* Begin *

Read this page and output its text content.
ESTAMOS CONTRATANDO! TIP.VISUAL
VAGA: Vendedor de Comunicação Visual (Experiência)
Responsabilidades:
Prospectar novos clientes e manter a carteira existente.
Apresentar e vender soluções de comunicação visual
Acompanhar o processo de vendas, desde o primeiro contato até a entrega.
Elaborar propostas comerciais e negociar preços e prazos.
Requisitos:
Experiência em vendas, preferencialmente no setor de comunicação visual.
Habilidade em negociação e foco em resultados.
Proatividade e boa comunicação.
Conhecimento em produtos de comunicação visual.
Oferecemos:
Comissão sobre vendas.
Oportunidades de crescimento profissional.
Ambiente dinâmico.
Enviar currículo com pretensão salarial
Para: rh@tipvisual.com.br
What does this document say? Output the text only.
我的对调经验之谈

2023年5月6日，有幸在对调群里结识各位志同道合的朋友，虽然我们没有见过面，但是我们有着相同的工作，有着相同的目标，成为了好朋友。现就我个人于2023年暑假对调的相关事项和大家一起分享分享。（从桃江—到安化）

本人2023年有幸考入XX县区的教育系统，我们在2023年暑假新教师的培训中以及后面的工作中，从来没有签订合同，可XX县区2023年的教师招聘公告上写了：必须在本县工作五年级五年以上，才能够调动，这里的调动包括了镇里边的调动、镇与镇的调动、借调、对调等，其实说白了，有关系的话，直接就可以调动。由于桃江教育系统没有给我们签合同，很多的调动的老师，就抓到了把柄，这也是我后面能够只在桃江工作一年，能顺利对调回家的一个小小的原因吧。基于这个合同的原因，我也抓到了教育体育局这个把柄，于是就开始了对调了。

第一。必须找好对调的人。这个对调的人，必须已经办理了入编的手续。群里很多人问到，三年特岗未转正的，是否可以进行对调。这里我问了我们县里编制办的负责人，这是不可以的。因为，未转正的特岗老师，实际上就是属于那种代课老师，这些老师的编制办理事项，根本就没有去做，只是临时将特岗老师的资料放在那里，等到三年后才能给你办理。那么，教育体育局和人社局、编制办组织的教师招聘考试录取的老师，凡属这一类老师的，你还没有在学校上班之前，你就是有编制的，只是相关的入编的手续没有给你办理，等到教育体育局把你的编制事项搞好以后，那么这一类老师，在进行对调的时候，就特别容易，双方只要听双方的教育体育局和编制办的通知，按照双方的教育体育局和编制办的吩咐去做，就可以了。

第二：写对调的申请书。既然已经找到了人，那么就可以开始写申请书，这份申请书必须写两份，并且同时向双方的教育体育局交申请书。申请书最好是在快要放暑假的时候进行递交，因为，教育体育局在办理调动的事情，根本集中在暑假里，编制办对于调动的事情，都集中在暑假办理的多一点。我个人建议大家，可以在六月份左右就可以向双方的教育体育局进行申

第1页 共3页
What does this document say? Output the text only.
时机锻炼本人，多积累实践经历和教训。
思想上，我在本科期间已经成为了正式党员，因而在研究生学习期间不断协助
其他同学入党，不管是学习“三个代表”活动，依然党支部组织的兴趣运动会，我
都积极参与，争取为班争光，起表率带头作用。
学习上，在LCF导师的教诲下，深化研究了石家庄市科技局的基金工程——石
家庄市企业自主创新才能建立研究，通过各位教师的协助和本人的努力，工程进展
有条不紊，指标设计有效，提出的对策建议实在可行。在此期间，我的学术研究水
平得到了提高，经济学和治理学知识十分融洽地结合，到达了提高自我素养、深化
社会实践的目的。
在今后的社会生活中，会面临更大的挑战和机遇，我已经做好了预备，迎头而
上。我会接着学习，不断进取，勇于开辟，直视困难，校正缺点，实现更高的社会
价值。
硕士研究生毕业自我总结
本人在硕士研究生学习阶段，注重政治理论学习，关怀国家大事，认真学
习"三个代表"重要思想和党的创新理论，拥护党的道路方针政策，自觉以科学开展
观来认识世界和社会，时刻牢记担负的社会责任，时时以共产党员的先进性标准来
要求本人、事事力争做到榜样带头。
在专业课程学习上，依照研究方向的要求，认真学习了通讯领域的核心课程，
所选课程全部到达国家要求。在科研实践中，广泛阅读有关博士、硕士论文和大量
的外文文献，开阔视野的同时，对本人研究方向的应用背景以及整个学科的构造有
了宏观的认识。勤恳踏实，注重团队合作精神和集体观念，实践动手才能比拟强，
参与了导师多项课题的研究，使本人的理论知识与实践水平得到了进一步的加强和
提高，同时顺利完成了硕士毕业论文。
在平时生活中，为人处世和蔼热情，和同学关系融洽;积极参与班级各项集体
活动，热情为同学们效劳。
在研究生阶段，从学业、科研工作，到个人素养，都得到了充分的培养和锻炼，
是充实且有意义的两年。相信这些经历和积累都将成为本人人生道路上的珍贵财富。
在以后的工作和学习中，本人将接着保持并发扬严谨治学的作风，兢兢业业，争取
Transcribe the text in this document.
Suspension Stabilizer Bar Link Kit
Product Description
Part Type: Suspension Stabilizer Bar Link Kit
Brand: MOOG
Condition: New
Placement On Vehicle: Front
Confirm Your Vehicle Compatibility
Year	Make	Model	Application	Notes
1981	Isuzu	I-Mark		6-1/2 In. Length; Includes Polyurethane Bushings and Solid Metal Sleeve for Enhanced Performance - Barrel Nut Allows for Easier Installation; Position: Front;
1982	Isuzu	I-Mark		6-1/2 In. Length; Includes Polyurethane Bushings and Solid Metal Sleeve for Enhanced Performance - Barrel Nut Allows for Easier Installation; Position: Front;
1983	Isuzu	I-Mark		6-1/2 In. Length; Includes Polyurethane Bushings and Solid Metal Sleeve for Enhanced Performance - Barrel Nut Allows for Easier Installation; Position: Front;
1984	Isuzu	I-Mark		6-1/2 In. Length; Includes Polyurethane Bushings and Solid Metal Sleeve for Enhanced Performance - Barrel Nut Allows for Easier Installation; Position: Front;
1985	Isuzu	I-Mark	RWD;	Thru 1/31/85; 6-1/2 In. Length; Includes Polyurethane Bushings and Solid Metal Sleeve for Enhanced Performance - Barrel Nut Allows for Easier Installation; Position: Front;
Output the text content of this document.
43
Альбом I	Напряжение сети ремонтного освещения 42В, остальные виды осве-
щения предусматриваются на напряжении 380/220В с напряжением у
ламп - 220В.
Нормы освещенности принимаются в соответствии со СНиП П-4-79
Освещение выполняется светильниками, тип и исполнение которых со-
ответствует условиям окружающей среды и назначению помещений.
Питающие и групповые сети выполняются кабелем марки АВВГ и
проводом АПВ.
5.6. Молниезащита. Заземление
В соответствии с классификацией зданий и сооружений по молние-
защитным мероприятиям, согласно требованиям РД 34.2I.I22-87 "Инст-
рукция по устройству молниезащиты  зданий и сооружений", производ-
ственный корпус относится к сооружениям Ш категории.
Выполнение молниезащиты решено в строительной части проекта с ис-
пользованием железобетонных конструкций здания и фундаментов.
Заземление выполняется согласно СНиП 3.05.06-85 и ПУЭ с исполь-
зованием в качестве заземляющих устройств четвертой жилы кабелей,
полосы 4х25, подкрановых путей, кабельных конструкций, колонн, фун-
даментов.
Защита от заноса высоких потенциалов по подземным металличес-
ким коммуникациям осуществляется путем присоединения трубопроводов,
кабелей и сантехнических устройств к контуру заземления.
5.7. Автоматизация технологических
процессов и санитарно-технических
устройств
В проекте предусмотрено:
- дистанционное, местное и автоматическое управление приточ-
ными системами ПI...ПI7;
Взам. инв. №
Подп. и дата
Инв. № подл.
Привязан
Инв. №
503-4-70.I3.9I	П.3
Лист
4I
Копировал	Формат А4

* End *

* _Task_:
Repeat the material from above exactly, word for word.

* _Solution to this task_:
Read this page and output its text content.
ESTAMOS CONTRATANDO! TIP.VISUAL
VAGA: Vendedor de Comunicação Visual (Experiência)
Responsabilidades:
Prospectar novos clientes e manter a carteira existente.
Apresentar e vender soluções de comunicação visual
Acompanhar o processo de vendas, desde o primeiro contato até a entrega.
Elaborar propostas comerciais e negociar preços e prazos.
Requisitos:
Experiência em vendas, preferencialmente no setor de comunicação visual.
Habilidade em negociação e foco em resultados.
Proatividade e boa comunicação.
Conhecimento em produtos de comunicação visual.
Oferecemos:
Comissão sobre vendas.
Oportunidades de crescimento profissional.
Ambiente dinâmico.
Enviar currículo com pretensão salarial
Para: rh@tipvisual.com.br
What does this document say? Output the text only.
我的对调经验之谈

2023年5月6日，有幸在对调群里结识各位志同道合的朋友，虽然我们没有见过面，但是我们有着相同的工作，有着相同的目标，成为了好朋友。现就我个人于2023年暑假对调的相关事项和大家一起分享分享。（从桃江—到安化）

本人2023年有幸考入XX县区的教育系统，我们在2023年暑假新教师的培训中以及后面的工作中，从来没有签订合同，可XX县区2023年的教师招聘公告上写了：必须在本县工作五年级五年以上，才能够调动，这里的调动包括了镇里边的调动、镇与镇的调动、借调、对调等，其实说白了，有关系的话，直接就可以调动。由于桃江教育系统没有给我们签合同，很多的调动的老师，就抓到了把柄，这也是我后面能够只在桃江工作一年，能顺利对调回家的一个小小的原因吧。基于这个合同的原因，我也抓到了教育体育局这个把柄，于是就开始了对调了。

第一。必须找好对调的人。这个对调的人，必须已经办理了入编的手续。群里很多人问到，三年特岗未转正的，是否可以进行对调。这里我问了我们县里编制办的负责人，这是不可以的。因为，未转正的特岗老师，实际上就是属于那种代课老师，这些老师的编制办理事项，根本就没有去做，只是临时将特岗老师的资料放在那里，等到三年后才能给你办理。那么，教育体育局和人社局、编制办组织的教师招聘考试录取的老师，凡属这一类老师的，你还没有在学校上班之前，你就是有编制的，只是相关的入编的手续没有给你办理，等到教育体育局把你的编制事项搞好以后，那么这一类老师，在进行对调的时候，就特别容易，双方只要听双方的教育体育局和编制办的通知，按照双方的教育体育局和编制办的吩咐去做，就可以了。

第二：写对调的申请书。既然已经找到了人，那么就可以开始写申请书，这份申请书必须写两份，并且同时向双方的教育体育局交申请书。申请书最好是在快要放暑假的时候进行递交，因为，教育体育局在办理调动的事情，根本集中在暑假里，编制办对于调动的事情，都集中在暑假办理的多一点。我个人建议大家，可以在六月份左右就可以向双方的教育体育局进行申

第1页 共3页
What does this document say? Output the text only.
时机锻炼本人，多积累实践经历和教训。
思想上，我在本科期间已经成为了正式党员，因而在研究生学习期间不断协助
其他同学入党，不管是学习“三个代表”活动，依然党支部组织的兴趣运动会，我
都积极参与，争取为班争光，起表率带头作用。
学习上，在LCF导师的教诲下，深化研究了石家庄市科技局的基金工程——石
家庄市企业自主创新才能建立研究，通过各位教师的协助和本人的努力，工程进展
有条不紊，指标设计有效，提出的对策建议实在可行。在此期间，我的学术研究水
平得到了提高，经济学和治理学知识十分融洽地结合，到达了提高自我素养、深化
社会实践的目的。
在今后的社会生活中，会面临更大的挑战和机遇，我已经做好了预备，迎头而
上。我会接着学习，不断进取，勇于开辟，直视困难，校正缺点，实现更高的社会
价值。
硕士研究生毕业自我总结
本人在硕士研究生学习阶段，注重政治理论学习，关怀国家大事，认真学
习"三个代表"重要思想和党的创新理论，拥护党的道路方针政策，自觉以科学开展
观来认识世界和社会，时刻牢记担负的社会责任，时时以共产党员的先进性标准来
要求本人、事事力争做到榜样带头。
在专业课程学习上，依照研究方向的要求，认真学习了通讯领域的核心课程，
所选课程全部到达国家要求。在科研实践中，广泛阅读有关博士、硕士论文和大量
的外文文献，开阔视野的同时，对本人研究方向的应用背景以及整个学科的构造有
了宏观的认识。勤恳踏实，注重团队合作精神和集体观念，实践动手才能比拟强，
参与了导师多项课题的研究，使本人的理论知识与实践水平得到了进一步的加强和
提高，同时顺利完成了硕士毕业论文。
在平时生活中，为人处世和蔼热情，和同学关系融洽;积极参与班级各项集体
活动，热情为同学们效劳。
在研究生阶段，从学业、科研工作，到个人素养，都得到了充分的培养和锻炼，
是充实且有意义的两年。相信这些经历和积累都将成为本人人生道路上的珍贵财富。
在以后的工作和学习中，本人将接着保持并发扬严谨治学的作风，兢兢业业，争取
Transcribe the text in this document.
Suspension Stabilizer Bar Link Kit
Product Description
Part Type: Suspension Stabilizer Bar Link Kit
Brand: MOOG
Condition: New
Placement On Vehicle: Front
Confirm Your Vehicle Compatibility
Year	Make	Model	Application	Notes
1981	Isuzu	I-Mark		6-1/2 In. Length; Includes Polyurethane Bushings and Solid Metal Sleeve for Enhanced Performance - Barrel Nut Allows for Easier Installation; Position: Front;
1982	Isuzu	I-Mark		6-1/2 In. Length; Includes Polyurethane Bushings and Solid Metal Sleeve for Enhanced Performance - Barrel Nut Allows for Easier Installation; Position: Front;
1983	Isuzu	I-Mark		6-1/2 In. Length; Includes Polyurethane Bushings and Solid Metal Sleeve for Enhanced Performance - Barrel Nut Allows for Easier Installation; Position: Front;
1984	Isuzu	I-Mark		6-1/2 In. Length; Includes Polyurethane Bushings and Solid Metal Sleeve for Enhanced Performance - Barrel Nut Allows for Easier Installation; Position: Front;
1985	Isuzu	I-Mark	RWD;	Thru 1/31/85; 6-1/2 In. Length; Includes Polyurethane Bushings and Solid Metal Sleeve for Enhanced Performance - Barrel Nut Allows for Easier Installation; Position: Front;
Output the text content of this document.
43
Альбом I	Напряжение сети ремонтного освещения 42В, остальные виды осве-
щения предусматриваются на напряжении 380/220В с напряжением у
ламп - 220В.
Нормы освещенности принимаются в соответствии со СНиП П-4-79
Освещение выполняется светильниками, тип и исполнение которых со-
ответствует условиям окружающей среды и назначению помещений.
Питающие и групповые сети выполняются кабелем марки АВВГ и
проводом АПВ.
5.6. Молниезащита. Заземление
В соответствии с классификацией зданий и сооружений по молние-
защитным мероприятиям, согласно требованиям РД 34.2I.I22-87 "Инст-
рукция по устройству молниезащиты  зданий и сооружений", производ-
ственный корпус относится к сооружениям Ш категории.
Выполнение молниезащиты решено в строительной части проекта с ис-
пользованием железобетонных конструкций здания и фундаментов.
Заземление выполняется согласно СНиП 3.05.06-85 и ПУЭ с исполь-
зованием в качестве заземляющих устройств четвертой жилы кабелей,
полосы 4х25, подкрановых путей, кабельных конструкций, колонн, фун-
даментов.
Защита от заноса высоких потенциалов по подземным металличес-
ким коммуникациям осуществляется путем присоединения трубопроводов,
кабелей и сантехнических устройств к контуру заземления.
5.7. Автоматизация технологических
процессов и санитарно-технических
устройств
В проекте предусмотрено:
- дистанционное, местное и автоматическое управление приточ-
ными системами ПI...ПI7;
Взам. инв. №
Подп. и дата
Инв. № подл.
Привязан
Инв. №
503-4-70.I3.9I	П.3
Лист
4I
Копировал	Формат А4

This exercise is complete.